Liste de tâches:
• A. D'après le texte sur Moov AI, depuis quand la transparence salariale est-elle une valeur de l'entreprise ?
• B. Rédigez la suite du texte sur Moov AI en partant de sa dernière phrase.

Si parler de son salaire au bureau peut parfois encore être tabou, chez Moov AI, c’est une valeur organisationnelle. Pour Megan Danis, directrice culture et développement, la transparence salariale est un passage obligé si l’on souhaite évoluer avec le marché du travail.
Moov AI est une firme de services-conseils en intelligence artificielle (IA). Son rôle est de bâtir des solutions basées sur l’IA pour répondre à des problèmes d’affaires d’entreprises. La transparence salariale est une valeur de l’entreprise depuis sa création en 2018. « C’est plus qu’un concept, explique Megan Danis, qui y travaille depuis plus de quatre ans. C’est une façon d’assurer l’équité à l’interne, d’augmenter et de favoriser l’engagement de nos équipes. »
Pour l’entreprise, cette valeur va très loin. Le premier pas est évidemment d’indiquer l’échelle salariale dans les descriptions de poste. Mieux encore, à l’interne, les salaires des uns et des autres, tout comme les grilles et outils qui ont mené à cette somme, sont complètement transparents. « On sait exactement le salaire que chaque personne reçoit, de sa rémunération de base à celle qui peut être variable avec les primes. On fait part aussi de l’ensemble de nos outils d’aide de prise à la décision pour que les collègues comprennent la justesse salariale applicable chez nous. On explique les lignes directrices qui nous guident », détaille la directrice culture et développement.

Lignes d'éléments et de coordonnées

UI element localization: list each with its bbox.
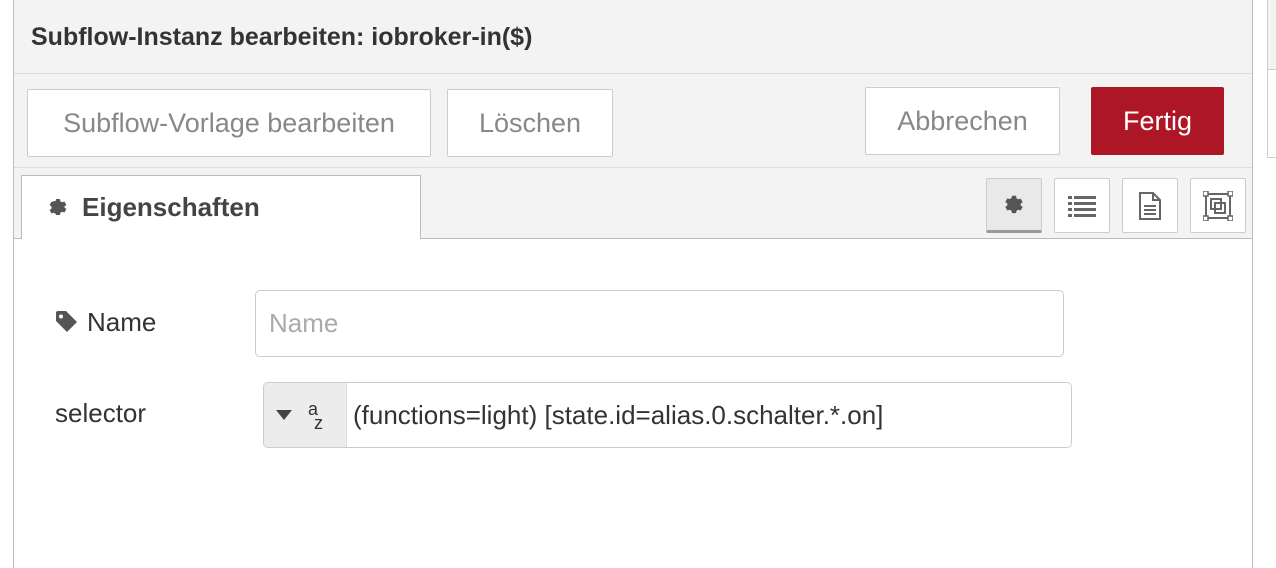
properties-panel: Name selector a z (functions=light) [sta…	[14, 239, 1252, 568]
selector-value[interactable]: (functions=light) [state.id=alias.0.scha…	[347, 383, 1071, 447]
tab-properties-label: Eigenschaften	[82, 192, 260, 222]
name-row-label: Name	[55, 305, 156, 339]
caret-down-icon	[276, 410, 292, 420]
tab-bar: Eigenschaften	[14, 168, 1252, 239]
list-icon	[1068, 195, 1096, 217]
selector-label: selector	[55, 397, 147, 428]
description-view-button[interactable]	[1054, 178, 1110, 233]
delete-button[interactable]: Löschen	[447, 89, 613, 157]
appearance-view-button[interactable]	[1190, 178, 1246, 233]
selector-type-dropdown[interactable]: a z	[264, 383, 347, 447]
subflow-instance-edit-tray: Subflow-Instanz bearbeiten: iobroker-in(…	[13, 0, 1253, 568]
info-view-button[interactable]	[1122, 178, 1178, 233]
dialog-header: Subflow-Instanz bearbeiten: iobroker-in(…	[14, 0, 1252, 74]
scrollbar-segment[interactable]	[1267, 0, 1276, 70]
edit-subflow-template-button[interactable]: Subflow-Vorlage bearbeiten	[27, 89, 431, 157]
name-input[interactable]	[256, 291, 1063, 356]
cancel-button[interactable]: Abbrechen	[865, 87, 1060, 155]
selector-typed-input[interactable]: a z (functions=light) [state.id=alias.0.…	[263, 382, 1072, 448]
gear-icon	[49, 198, 67, 215]
dialog-title: Subflow-Instanz bearbeiten: iobroker-in(…	[31, 23, 533, 51]
scrollbar-segment[interactable]	[1267, 70, 1276, 158]
name-label: Name	[87, 306, 157, 337]
right-scroll-gutter	[1253, 0, 1276, 568]
dialog-toolbar: Subflow-Vorlage bearbeiten Löschen Abbre…	[14, 74, 1252, 168]
properties-view-button[interactable]	[986, 178, 1042, 233]
frame-icon	[1203, 190, 1233, 221]
string-type-icon: a z	[308, 399, 323, 433]
done-button[interactable]: Fertig	[1091, 87, 1224, 155]
name-field[interactable]	[255, 290, 1064, 357]
tag-icon	[56, 311, 77, 332]
tab-properties[interactable]: Eigenschaften	[21, 175, 421, 239]
document-icon	[1139, 191, 1161, 220]
gear-icon	[1005, 195, 1023, 213]
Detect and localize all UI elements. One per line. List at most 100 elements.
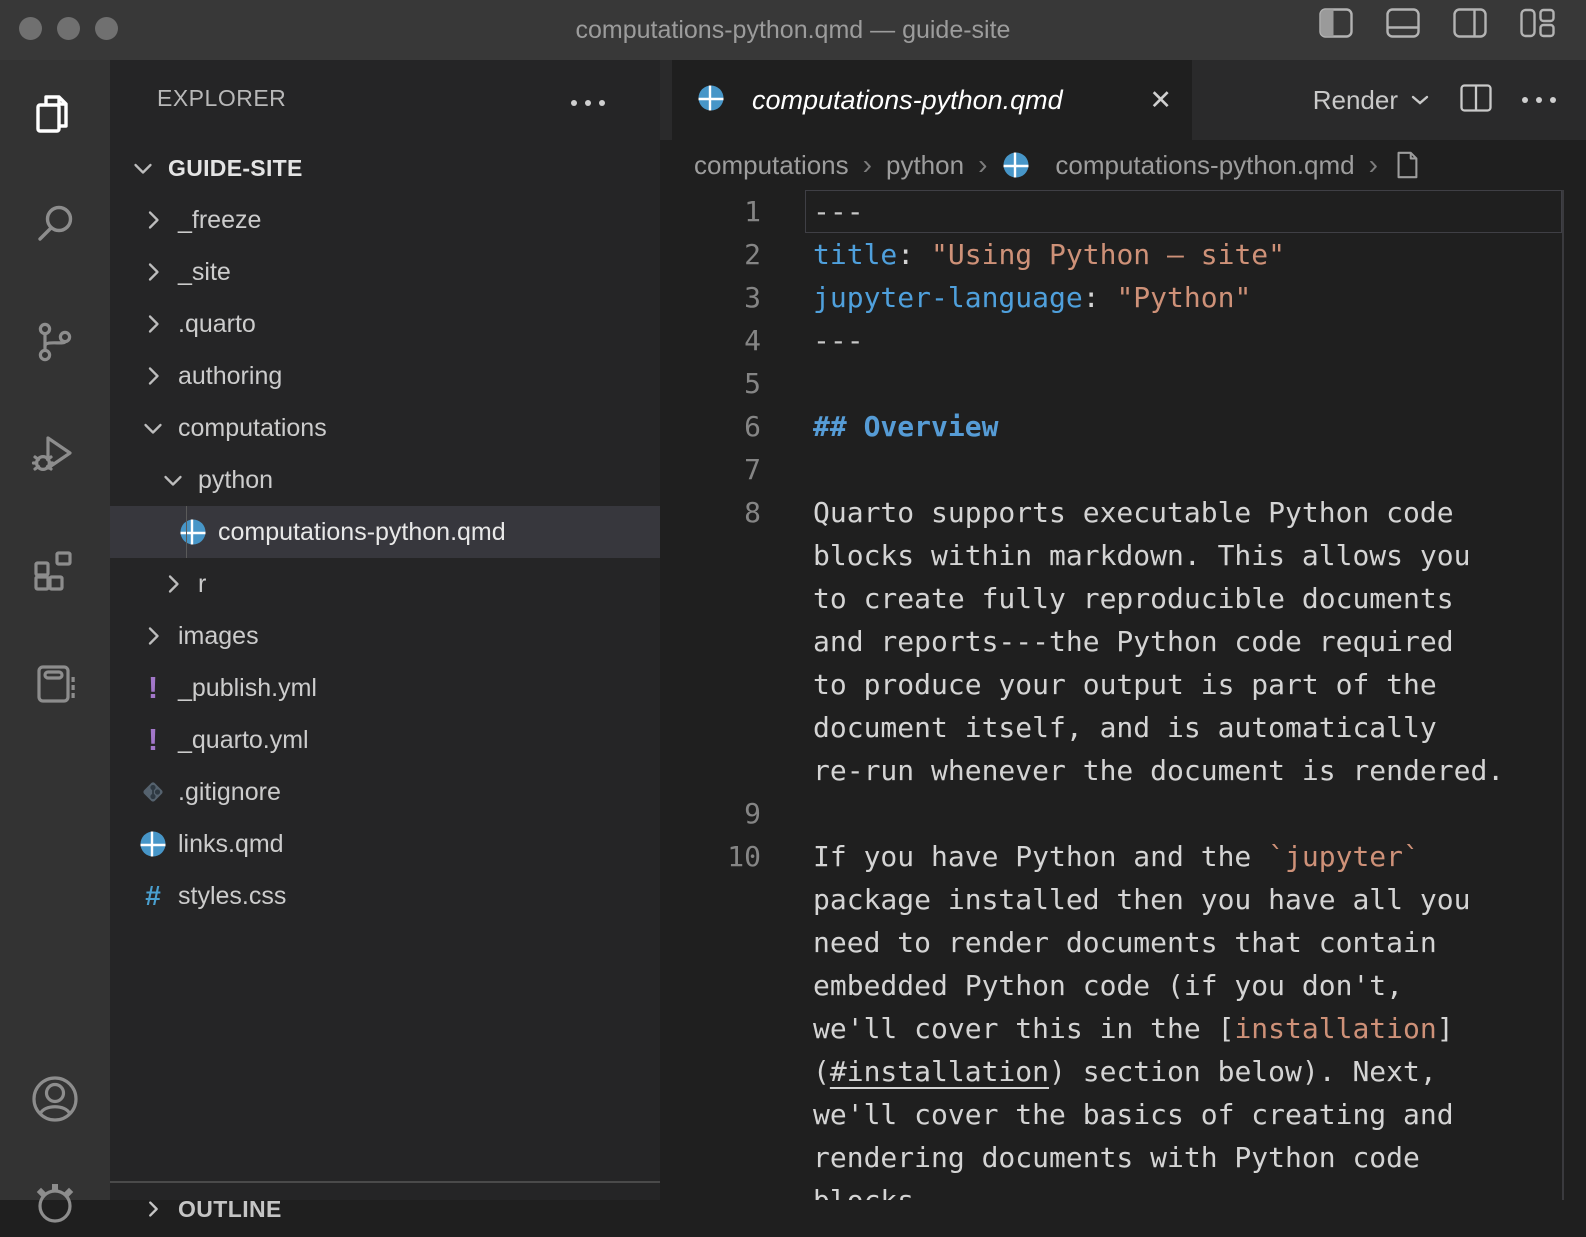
outline-section[interactable]: OUTLINE — [110, 1181, 660, 1235]
breadcrumb-item[interactable]: computations-python.qmd — [1055, 150, 1354, 181]
git-icon — [138, 777, 168, 807]
line-number — [660, 1179, 805, 1200]
code-line-row: rendering documents with Python code — [660, 1136, 1586, 1179]
tree-item-label: computations — [178, 414, 327, 443]
tree-item--quarto[interactable]: .quarto — [110, 298, 660, 350]
render-label: Render — [1313, 85, 1398, 116]
chevron-down-icon — [158, 465, 188, 495]
tree-item-label: _quarto.yml — [178, 726, 309, 755]
chevron-right-icon — [138, 257, 168, 287]
tree-item-label: authoring — [178, 362, 282, 391]
chevron-right-icon — [138, 1194, 168, 1224]
explorer-sidebar: EXPLORER GUIDE-SITE_freeze _site .quarto au… — [110, 60, 660, 1200]
line-number — [660, 620, 805, 663]
tree-item--quarto-yml[interactable]: !_quarto.yml — [110, 714, 660, 766]
symbol-file-icon — [1392, 150, 1422, 180]
explorer-more-actions-icon[interactable] — [571, 100, 605, 106]
code-text: we'll cover this in the [installation] — [805, 1007, 1562, 1050]
line-number: 7 — [660, 448, 805, 491]
breadcrumb-item[interactable]: computations — [694, 150, 849, 181]
code-text: (#installation) section below). Next, — [805, 1050, 1562, 1093]
tree-item-label: styles.css — [178, 882, 286, 911]
quarto-icon — [1001, 150, 1031, 180]
files-icon[interactable] — [29, 88, 81, 140]
code-line-row: blocks within markdown. This allows you — [660, 534, 1586, 577]
indent-guide — [186, 506, 187, 558]
tree-item--gitignore[interactable]: .gitignore — [110, 766, 660, 818]
tree-item-links-qmd[interactable]: links.qmd — [110, 818, 660, 870]
tree-item-r[interactable]: r — [110, 558, 660, 610]
editor-group: computations-python.qmd ✕ Render computa… — [660, 60, 1586, 1200]
tree-item--publish-yml[interactable]: !_publish.yml — [110, 662, 660, 714]
render-button[interactable]: Render — [1313, 85, 1430, 116]
code-text: rendering documents with Python code — [805, 1136, 1562, 1179]
git-branch-icon[interactable] — [29, 316, 81, 368]
split-editor-icon[interactable] — [1460, 84, 1492, 117]
tree-item-label: _publish.yml — [178, 674, 317, 703]
quarto-icon — [138, 829, 168, 859]
title-bar: computations-python.qmd — guide-site — [0, 0, 1586, 60]
code-line-row: 8Quarto supports executable Python code — [660, 491, 1586, 534]
tree-item-authoring[interactable]: authoring — [110, 350, 660, 402]
tree-root-guide-site[interactable]: GUIDE-SITE — [110, 142, 660, 194]
code-text: --- — [805, 319, 1562, 362]
code-text — [805, 792, 1562, 835]
line-number — [660, 706, 805, 749]
close-tab-icon[interactable]: ✕ — [1149, 85, 1172, 116]
tree-item--site[interactable]: _site — [110, 246, 660, 298]
debug-icon[interactable] — [29, 428, 81, 480]
tree-item-label: images — [178, 622, 259, 651]
line-number: 4 — [660, 319, 805, 362]
code-text: blocks within markdown. This allows you — [805, 534, 1562, 577]
line-number — [660, 1136, 805, 1179]
tree-item-label: r — [198, 570, 206, 599]
search-icon[interactable] — [29, 198, 81, 250]
line-number — [660, 534, 805, 577]
line-number — [660, 577, 805, 620]
code-line-row: 6## Overview — [660, 405, 1586, 448]
chevron-right-icon — [138, 309, 168, 339]
tree-item-python[interactable]: python — [110, 454, 660, 506]
toggle-secondary-sidebar-icon[interactable] — [1453, 8, 1487, 38]
toggle-panel-icon[interactable] — [1386, 8, 1420, 38]
extensions-icon[interactable] — [29, 543, 81, 595]
line-number — [660, 749, 805, 792]
more-actions-icon[interactable] — [1522, 97, 1556, 103]
breadcrumbs: computations›python›computations-python.… — [660, 140, 1586, 190]
code-text: title: "Using Python — site" — [805, 233, 1562, 276]
tree-item-label: .quarto — [178, 310, 256, 339]
code-line-row: (#installation) section below). Next, — [660, 1050, 1586, 1093]
code-line-row: 5 — [660, 362, 1586, 405]
activity-bar — [0, 60, 110, 1200]
code-line-row: blocks. — [660, 1179, 1586, 1200]
code-line-row: re-run whenever the document is rendered… — [660, 749, 1586, 792]
tree-item-computations-python-qmd[interactable]: computations-python.qmd — [110, 506, 660, 558]
tab-computations-python[interactable]: computations-python.qmd ✕ — [672, 60, 1192, 140]
chevron-down-icon — [1410, 93, 1430, 107]
line-number — [660, 878, 805, 921]
gear-icon[interactable] — [29, 1180, 81, 1232]
chevron-down-icon — [128, 153, 158, 183]
tree-item--freeze[interactable]: _freeze — [110, 194, 660, 246]
customize-layout-icon[interactable] — [1520, 8, 1556, 38]
breadcrumb-item[interactable]: python — [886, 150, 964, 181]
code-line-row: we'll cover the basics of creating and — [660, 1093, 1586, 1136]
code-line-row: 7 — [660, 448, 1586, 491]
code-text — [805, 362, 1562, 405]
quarto-icon — [178, 517, 208, 547]
explorer-title: EXPLORER — [157, 85, 286, 112]
tree-item-styles-css[interactable]: #styles.css — [110, 870, 660, 922]
code-text: ## Overview — [805, 405, 1562, 448]
code-text — [805, 448, 1562, 491]
notebook-icon[interactable] — [29, 658, 81, 710]
tree-item-images[interactable]: images — [110, 610, 660, 662]
code-editor[interactable]: 1---2title: "Using Python — site"3jupyte… — [660, 190, 1586, 1200]
line-number: 3 — [660, 276, 805, 319]
code-line-row: 3jupyter-language: "Python" — [660, 276, 1586, 319]
account-icon[interactable] — [29, 1073, 81, 1125]
tree-item-label: _site — [178, 258, 231, 287]
tree-item-computations[interactable]: computations — [110, 402, 660, 454]
toggle-primary-sidebar-icon[interactable] — [1319, 8, 1353, 38]
code-text: need to render documents that contain — [805, 921, 1562, 964]
code-line-row: need to render documents that contain — [660, 921, 1586, 964]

Réponses aux problèmes:
• A. Depuis la création de l'entreprise en 2018.

• B.
Étape par étape
Cette transparence s’est instaurée étape par étape. À sa création, Moov AI formait des comités pour décider du salaire des collègues. Une fois que l’entreprise s’est agrandie, plusieurs outils ont été créés pour permettre aux gestionnaires de sonder leurs équipes et de se positionner sur certains salaires.
La première étape a donc été d’évaluer l’amplitude de chaque poste pour les comparer, sans prendre en compte les personnes les occupant. Il s’agissait donc de déterminer les fonctions principales et d’évaluer les descriptions de poste afin de pouvoir les comparer. Un peu plus de 16 critères ont été établis pour guider les décisions, dont les conditions de travail, le niveau d’études, les expériences passées, les responsabilités du poste, la gestion des collègues, la capacité de vulgariser ou la mise à jour des connaissances techniques.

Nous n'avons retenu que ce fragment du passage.